Top of SOURCE TEXT

Originally published August 15 2015
Pill-pushing doctors endanger babies by prescribing opioid painkillers to pregnant women
by Amy Goodrich
(NaturalNews) A team from Vanderbilt University Medical Center has found that pregnant women who have been on opioid painkillers during pregnancy stand a higher chance of having small babies with birth complications or neonatal abstinence syndrome (NAS) -- better known as postnatal withdrawal syndrome.
NAS is often seen in babies born to moms who used opioid drugs such as heroin, codeine, oxycodone (Oxycontin), methadone or buprenorphine during pregnancy. These substances pass through the placenta, making the unborn baby a drug addict even before it has seen its first rays of sunshine.
At birth, these drug-dependent babies show withdrawal symptoms such as vomiting, excessive crying, fever, poor feeding, low weight, sweating and hyperactive reflexes. Nothing a mother wishes for her newborn.
A briefing document from last year for pharmacists and healthcare professionals prepared by the British National Institute for Health and Care Excellence reads, "Opioid analgesics can be used at any stage of pregnancy for the short-term treatment of moderate to severe pain when other analgesics are not effective or not clinically indicated."
However, Dr. Stephen W. Patrick and his team from Vanderbilt University Medical Center shine a new light on the dangers associated with short- and long-term use of opioids.
Opioid painkillers, such as Vicodin, are very similar to heroin or other opioid drugs like codeine, morphine and methadone. According to lead researcher Dr. Patrick, this study is the first to make the link between NAS and legally prescribed drugs. He says that previous research only focused on heroin or illegal narcotic abuse during pregnancy.
Dr. Patrick notes that our doctors need to be more informed about the health dangers of overprescribing drugs during pregnancy. He found that in some cases women who filled a prescription for an opioid pain reliever actually didn't need them for any clear reason.
"In that context, we thought to do one of the first studies of opioid prescribing in pregnancy and its association with infant outcomes," he said in interview with MedPage Today.
Click here to access the study: Pediatrics.AAPPublications.org.
The study looked at 112,029 pregnant mothers enrolled in the Medicaid program. Among them, 28 percent were prescribed at least one opioid painkiller during pregnancy by their doctors.
"Not all babies exposed to opioids have drug withdrawal after birth for reasons that aren't entirely clear," Dr. Patrick said. "Our study found that several things increased an infant's risk, including the duration of opioid use, the type of prescription opioid, how many cigarettes a woman smoked and if they used a common antidepressant medicine called selective serotonin reuptake inhibitors."

Bottom of SOURCE TEXT

| ACTIVITY 1 |
Please transcribe the part of the article on opioids in pregnancy that opens with the words containing "Dr. Patrick notes" and closes with "by their doctors.".
| ACTIVITY 2 |
According to the article on opioids in pregnancy, what share of the pregnant mothers in the study were prescribed at least one opioid painkiller during pregnancy?
The data after this point has no connection to the article on opioids in pregnancy.

Top of INFORMATION

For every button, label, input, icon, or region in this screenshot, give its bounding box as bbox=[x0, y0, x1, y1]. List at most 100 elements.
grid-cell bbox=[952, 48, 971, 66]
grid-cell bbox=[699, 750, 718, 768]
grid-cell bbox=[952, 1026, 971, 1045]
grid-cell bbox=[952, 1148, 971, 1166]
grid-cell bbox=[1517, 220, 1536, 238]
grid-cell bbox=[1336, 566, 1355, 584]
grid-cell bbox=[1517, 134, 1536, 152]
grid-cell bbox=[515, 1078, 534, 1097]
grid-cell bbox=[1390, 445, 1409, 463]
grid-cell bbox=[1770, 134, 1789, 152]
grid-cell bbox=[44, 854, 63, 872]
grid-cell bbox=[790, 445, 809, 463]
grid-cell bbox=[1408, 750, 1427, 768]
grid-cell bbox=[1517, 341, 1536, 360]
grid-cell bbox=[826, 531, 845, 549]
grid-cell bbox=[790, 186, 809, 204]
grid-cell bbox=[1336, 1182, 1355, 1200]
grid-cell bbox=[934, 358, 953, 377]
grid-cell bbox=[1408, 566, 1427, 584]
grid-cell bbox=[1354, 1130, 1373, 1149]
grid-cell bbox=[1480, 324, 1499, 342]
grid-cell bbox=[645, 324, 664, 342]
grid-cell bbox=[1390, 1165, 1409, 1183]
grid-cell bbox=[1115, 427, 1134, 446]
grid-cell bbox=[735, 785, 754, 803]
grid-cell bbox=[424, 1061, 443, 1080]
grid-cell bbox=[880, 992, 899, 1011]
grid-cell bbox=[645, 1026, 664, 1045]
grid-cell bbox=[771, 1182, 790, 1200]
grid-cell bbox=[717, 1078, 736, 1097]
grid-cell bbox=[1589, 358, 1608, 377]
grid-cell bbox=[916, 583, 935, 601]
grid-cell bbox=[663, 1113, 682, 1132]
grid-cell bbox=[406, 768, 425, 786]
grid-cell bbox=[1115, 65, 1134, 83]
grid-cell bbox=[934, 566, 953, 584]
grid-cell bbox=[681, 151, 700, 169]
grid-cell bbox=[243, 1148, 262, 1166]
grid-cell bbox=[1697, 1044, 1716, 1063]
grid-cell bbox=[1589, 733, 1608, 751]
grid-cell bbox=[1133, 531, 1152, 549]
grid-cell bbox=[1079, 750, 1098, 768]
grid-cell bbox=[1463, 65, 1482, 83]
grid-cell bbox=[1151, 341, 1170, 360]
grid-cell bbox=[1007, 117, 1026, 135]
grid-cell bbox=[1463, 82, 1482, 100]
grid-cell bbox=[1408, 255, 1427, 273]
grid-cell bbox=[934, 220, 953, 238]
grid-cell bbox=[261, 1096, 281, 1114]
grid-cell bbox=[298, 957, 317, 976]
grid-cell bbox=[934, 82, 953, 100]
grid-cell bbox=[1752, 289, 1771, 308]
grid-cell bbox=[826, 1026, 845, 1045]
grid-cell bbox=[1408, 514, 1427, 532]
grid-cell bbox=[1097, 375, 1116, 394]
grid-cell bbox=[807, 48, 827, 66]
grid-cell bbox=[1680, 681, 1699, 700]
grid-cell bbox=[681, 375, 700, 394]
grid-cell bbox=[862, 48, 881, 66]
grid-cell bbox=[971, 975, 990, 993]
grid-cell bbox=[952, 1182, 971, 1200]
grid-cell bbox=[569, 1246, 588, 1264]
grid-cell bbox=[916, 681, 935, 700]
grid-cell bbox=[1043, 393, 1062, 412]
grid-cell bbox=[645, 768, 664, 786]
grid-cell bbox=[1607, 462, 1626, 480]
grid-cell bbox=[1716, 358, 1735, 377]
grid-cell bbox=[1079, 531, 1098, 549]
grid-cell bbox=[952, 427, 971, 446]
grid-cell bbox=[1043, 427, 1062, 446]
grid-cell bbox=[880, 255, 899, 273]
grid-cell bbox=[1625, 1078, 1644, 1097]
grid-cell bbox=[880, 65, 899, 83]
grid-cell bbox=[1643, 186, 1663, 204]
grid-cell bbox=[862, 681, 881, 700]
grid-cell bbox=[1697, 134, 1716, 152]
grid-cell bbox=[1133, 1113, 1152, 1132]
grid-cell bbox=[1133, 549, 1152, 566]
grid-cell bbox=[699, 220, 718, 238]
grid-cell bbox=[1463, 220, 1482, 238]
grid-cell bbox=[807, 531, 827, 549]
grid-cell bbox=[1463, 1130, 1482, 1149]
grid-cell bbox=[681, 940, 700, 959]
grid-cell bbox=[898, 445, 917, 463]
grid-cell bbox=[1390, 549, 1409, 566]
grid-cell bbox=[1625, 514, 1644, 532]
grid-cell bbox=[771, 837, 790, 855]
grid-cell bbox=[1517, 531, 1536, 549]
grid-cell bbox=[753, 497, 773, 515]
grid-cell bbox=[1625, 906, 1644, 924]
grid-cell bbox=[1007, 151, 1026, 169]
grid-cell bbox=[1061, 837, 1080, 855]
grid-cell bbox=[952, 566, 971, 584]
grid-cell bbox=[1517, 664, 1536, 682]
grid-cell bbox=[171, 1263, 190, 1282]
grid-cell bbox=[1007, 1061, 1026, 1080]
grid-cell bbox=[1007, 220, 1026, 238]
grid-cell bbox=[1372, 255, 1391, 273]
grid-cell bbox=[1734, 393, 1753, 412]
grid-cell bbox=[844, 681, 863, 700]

Bottom of INFORMATION

| YOUR RESPONSE 1 |
Dr. Patrick notes that our doctors need to be more informed about the health dangers of overprescribing drugs during pregnancy. He found that in some cases women who filled a prescription for an opioid pain reliever actually didn't need them for any clear reason.
"In that context, we thought to do one of the first studies of opioid prescribing in pregnancy and its association with infant outcomes," he said in interview with MedPage Today.
Click here to access the study: Pediatrics.AAPPublications.org.
The study looked at 112,029 pregnant mothers enrolled in the Medicaid program. Among them, 28 percent were prescribed at least one opioid painkiller during pregnancy by their doctors.

| YOUR RESPONSE 2 |
28 percent